• **The exercise**:
All of the data below must be repeated exactly.

• **Records**:
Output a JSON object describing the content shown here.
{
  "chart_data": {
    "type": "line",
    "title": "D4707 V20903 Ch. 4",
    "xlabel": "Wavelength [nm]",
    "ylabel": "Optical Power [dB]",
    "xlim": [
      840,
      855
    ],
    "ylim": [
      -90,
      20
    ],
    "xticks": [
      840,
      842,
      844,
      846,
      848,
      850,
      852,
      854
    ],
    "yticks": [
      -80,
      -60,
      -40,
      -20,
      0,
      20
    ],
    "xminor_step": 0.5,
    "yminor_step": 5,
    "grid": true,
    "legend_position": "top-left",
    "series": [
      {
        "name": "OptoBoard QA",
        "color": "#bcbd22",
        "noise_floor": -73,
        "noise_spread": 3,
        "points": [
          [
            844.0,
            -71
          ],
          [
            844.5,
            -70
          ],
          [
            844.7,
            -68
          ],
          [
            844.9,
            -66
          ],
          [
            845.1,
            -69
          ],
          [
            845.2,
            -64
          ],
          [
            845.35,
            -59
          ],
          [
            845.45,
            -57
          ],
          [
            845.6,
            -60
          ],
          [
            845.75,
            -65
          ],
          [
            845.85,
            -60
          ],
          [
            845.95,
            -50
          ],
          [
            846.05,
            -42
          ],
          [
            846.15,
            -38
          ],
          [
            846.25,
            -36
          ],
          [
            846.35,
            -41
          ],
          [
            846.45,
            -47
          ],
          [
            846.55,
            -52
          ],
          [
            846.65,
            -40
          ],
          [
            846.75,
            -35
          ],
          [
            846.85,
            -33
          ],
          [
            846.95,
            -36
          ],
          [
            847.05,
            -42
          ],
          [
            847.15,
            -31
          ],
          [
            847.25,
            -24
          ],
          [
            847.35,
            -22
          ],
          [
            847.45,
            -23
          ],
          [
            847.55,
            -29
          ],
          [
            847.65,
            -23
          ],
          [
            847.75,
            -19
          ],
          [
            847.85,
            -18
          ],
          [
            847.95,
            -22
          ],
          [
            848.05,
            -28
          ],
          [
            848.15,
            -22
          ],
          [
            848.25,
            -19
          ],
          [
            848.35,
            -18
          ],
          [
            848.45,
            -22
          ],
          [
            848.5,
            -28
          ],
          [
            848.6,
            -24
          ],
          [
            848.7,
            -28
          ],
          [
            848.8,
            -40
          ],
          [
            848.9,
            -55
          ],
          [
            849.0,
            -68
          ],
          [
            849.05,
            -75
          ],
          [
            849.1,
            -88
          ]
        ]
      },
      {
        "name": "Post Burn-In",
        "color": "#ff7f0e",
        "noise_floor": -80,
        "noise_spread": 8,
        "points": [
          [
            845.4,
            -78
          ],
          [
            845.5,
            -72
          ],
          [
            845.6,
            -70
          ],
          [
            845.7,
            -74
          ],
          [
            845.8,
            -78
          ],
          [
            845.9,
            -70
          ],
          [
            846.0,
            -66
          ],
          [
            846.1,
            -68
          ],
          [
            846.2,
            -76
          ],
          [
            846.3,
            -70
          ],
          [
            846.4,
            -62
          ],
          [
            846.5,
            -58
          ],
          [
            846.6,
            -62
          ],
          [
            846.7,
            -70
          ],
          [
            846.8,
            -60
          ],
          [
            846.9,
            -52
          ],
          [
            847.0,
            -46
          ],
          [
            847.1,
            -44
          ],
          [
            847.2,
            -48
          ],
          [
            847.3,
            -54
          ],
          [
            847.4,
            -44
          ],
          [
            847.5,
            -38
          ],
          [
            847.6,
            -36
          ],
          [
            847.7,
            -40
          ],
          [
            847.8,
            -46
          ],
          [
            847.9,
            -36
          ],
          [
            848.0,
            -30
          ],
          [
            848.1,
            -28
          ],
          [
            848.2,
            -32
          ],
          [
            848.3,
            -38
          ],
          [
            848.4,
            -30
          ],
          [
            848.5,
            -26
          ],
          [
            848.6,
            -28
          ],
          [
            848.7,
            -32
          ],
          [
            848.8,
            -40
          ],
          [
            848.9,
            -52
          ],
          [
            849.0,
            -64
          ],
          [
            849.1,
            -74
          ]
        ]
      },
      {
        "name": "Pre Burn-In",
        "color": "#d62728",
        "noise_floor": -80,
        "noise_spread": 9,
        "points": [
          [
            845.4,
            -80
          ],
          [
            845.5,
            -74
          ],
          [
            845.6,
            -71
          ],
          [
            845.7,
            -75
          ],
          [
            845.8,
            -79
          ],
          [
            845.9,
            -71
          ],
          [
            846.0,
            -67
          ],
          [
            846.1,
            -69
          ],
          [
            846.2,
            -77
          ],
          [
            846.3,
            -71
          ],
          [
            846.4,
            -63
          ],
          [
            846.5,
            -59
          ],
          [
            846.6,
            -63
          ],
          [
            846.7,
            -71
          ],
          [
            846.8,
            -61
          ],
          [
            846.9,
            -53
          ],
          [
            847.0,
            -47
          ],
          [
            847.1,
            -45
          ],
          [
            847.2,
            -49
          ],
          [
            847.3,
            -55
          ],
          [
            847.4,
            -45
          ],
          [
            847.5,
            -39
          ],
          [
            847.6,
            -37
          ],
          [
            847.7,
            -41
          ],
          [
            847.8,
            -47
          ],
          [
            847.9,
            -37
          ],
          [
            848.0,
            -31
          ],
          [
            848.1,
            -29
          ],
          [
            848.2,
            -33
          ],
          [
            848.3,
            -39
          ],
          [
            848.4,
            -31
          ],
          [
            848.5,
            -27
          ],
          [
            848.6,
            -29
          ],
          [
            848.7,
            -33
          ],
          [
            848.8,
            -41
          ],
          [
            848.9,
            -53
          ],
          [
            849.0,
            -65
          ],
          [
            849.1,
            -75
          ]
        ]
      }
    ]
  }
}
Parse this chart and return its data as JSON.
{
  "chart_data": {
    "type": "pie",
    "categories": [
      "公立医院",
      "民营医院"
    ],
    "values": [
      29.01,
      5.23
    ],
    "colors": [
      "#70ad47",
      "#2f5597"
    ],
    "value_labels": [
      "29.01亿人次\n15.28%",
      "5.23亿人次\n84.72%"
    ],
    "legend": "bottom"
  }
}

• **Written response**:
Output a JSON object describing the content shown here.
{
  "chart_data": {
    "type": "line",
    "title": "D4707 V20903 Ch. 4",
    "xlabel": "Wavelength [nm]",
    "ylabel": "Optical Power [dB]",
    "xlim": [
      840,
      855
    ],
    "ylim": [
      -90,
      20
    ],
    "xticks": [
      840,
      842,
      844,
      846,
      848,
      850,
      852,
      854
    ],
    "yticks": [
      -80,
      -60,
      -40,
      -20,
      0,
      20
    ],
    "xminor_step": 0.5,
    "yminor_step": 5,
    "grid": true,
    "legend_position": "top-left",
    "series": [
      {
        "name": "OptoBoard QA",
        "color": "#bcbd22",
        "noise_floor": -73,
        "noise_spread": 3,
        "points": [
          [
            844.0,
            -71
          ],
          [
            844.5,
            -70
          ],
          [
            844.7,
            -68
          ],
          [
            844.9,
            -66
          ],
          [
            845.1,
            -69
          ],
          [
            845.2,
            -64
          ],
          [
            845.35,
            -59
          ],
          [
            845.45,
            -57
          ],
          [
            845.6,
            -60
          ],
          [
            845.75,
            -65
          ],
          [
            845.85,
            -60
          ],
          [
            845.95,
            -50
          ],
          [
            846.05,
            -42
          ],
          [
            846.15,
            -38
          ],
          [
            846.25,
            -36
          ],
          [
            846.35,
            -41
          ],
          [
            846.45,
            -47
          ],
          [
            846.55,
            -52
          ],
          [
            846.65,
            -40
          ],
          [
            846.75,
            -35
          ],
          [
            846.85,
            -33
          ],
          [
            846.95,
            -36
          ],
          [
            847.05,
            -42
          ],
          [
            847.15,
            -31
          ],
          [
            847.25,
            -24
          ],
          [
            847.35,
            -22
          ],
          [
            847.45,
            -23
          ],
          [
            847.55,
            -29
          ],
          [
            847.65,
            -23
          ],
          [
            847.75,
            -19
          ],
          [
            847.85,
            -18
          ],
          [
            847.95,
            -22
          ],
          [
            848.05,
            -28
          ],
          [
            848.15,
            -22
          ],
          [
            848.25,
            -19
          ],
          [
            848.35,
            -18
          ],
          [
            848.45,
            -22
          ],
          [
            848.5,
            -28
          ],
          [
            848.6,
            -24
          ],
          [
            848.7,
            -28
          ],
          [
            848.8,
            -40
          ],
          [
            848.9,
            -55
          ],
          [
            849.0,
            -68
          ],
          [
            849.05,
            -75
          ],
          [
            849.1,
            -88
          ]
        ]
      },
      {
        "name": "Post Burn-In",
        "color": "#ff7f0e",
        "noise_floor": -80,
        "noise_spread": 8,
        "points": [
          [
            845.4,
            -78
          ],
          [
            845.5,
            -72
          ],
          [
            845.6,
            -70
          ],
          [
            845.7,
            -74
          ],
          [
            845.8,
            -78
          ],
          [
            845.9,
            -70
          ],
          [
            846.0,
            -66
          ],
          [
            846.1,
            -68
          ],
          [
            846.2,
            -76
          ],
          [
            846.3,
            -70
          ],
          [
            846.4,
            -62
          ],
          [
            846.5,
            -58
          ],
          [
            846.6,
            -62
          ],
          [
            846.7,
            -70
          ],
          [
            846.8,
            -60
          ],
          [
            846.9,
            -52
          ],
          [
            847.0,
            -46
          ],
          [
            847.1,
            -44
          ],
          [
            847.2,
            -48
          ],
          [
            847.3,
            -54
          ],
          [
            847.4,
            -44
          ],
          [
            847.5,
            -38
          ],
          [
            847.6,
            -36
          ],
          [
            847.7,
            -40
          ],
          [
            847.8,
            -46
          ],
          [
            847.9,
            -36
          ],
          [
            848.0,
            -30
          ],
          [
            848.1,
            -28
          ],
          [
            848.2,
            -32
          ],
          [
            848.3,
            -38
          ],
          [
            848.4,
            -30
          ],
          [
            848.5,
            -26
          ],
          [
            848.6,
            -28
          ],
          [
            848.7,
            -32
          ],
          [
            848.8,
            -40
          ],
          [
            848.9,
            -52
          ],
          [
            849.0,
            -64
          ],
          [
            849.1,
            -74
          ]
        ]
      },
      {
        "name": "Pre Burn-In",
        "color": "#d62728",
        "noise_floor": -80,
        "noise_spread": 9,
        "points": [
          [
            845.4,
            -80
          ],
          [
            845.5,
            -74
          ],
          [
            845.6,
            -71
          ],
          [
            845.7,
            -75
          ],
          [
            845.8,
            -79
          ],
          [
            845.9,
            -71
          ],
          [
            846.0,
            -67
          ],
          [
            846.1,
            -69
          ],
          [
            846.2,
            -77
          ],
          [
            846.3,
            -71
          ],
          [
            846.4,
            -63
          ],
          [
            846.5,
            -59
          ],
          [
            846.6,
            -63
          ],
          [
            846.7,
            -71
          ],
          [
            846.8,
            -61
          ],
          [
            846.9,
            -53
          ],
          [
            847.0,
            -47
          ],
          [
            847.1,
            -45
          ],
          [
            847.2,
            -49
          ],
          [
            847.3,
            -55
          ],
          [
            847.4,
            -45
          ],
          [
            847.5,
            -39
          ],
          [
            847.6,
            -37
          ],
          [
            847.7,
            -41
          ],
          [
            847.8,
            -47
          ],
          [
            847.9,
            -37
          ],
          [
            848.0,
            -31
          ],
          [
            848.1,
            -29
          ],
          [
            848.2,
            -33
          ],
          [
            848.3,
            -39
          ],
          [
            848.4,
            -31
          ],
          [
            848.5,
            -27
          ],
          [
            848.6,
            -29
          ],
          [
            848.7,
            -33
          ],
          [
            848.8,
            -41
          ],
          [
            848.9,
            -53
          ],
          [
            849.0,
            -65
          ],
          [
            849.1,
            -75
          ]
        ]
      }
    ]
  }
}
Parse this chart and return its data as JSON.
{
  "chart_data": {
    "type": "pie",
    "categories": [
      "公立医院",
      "民营医院"
    ],
    "values": [
      29.01,
      5.23
    ],
    "colors": [
      "#70ad47",
      "#2f5597"
    ],
    "value_labels": [
      "29.01亿人次\n15.28%",
      "5.23亿人次\n84.72%"
    ],
    "legend": "bottom"
  }
}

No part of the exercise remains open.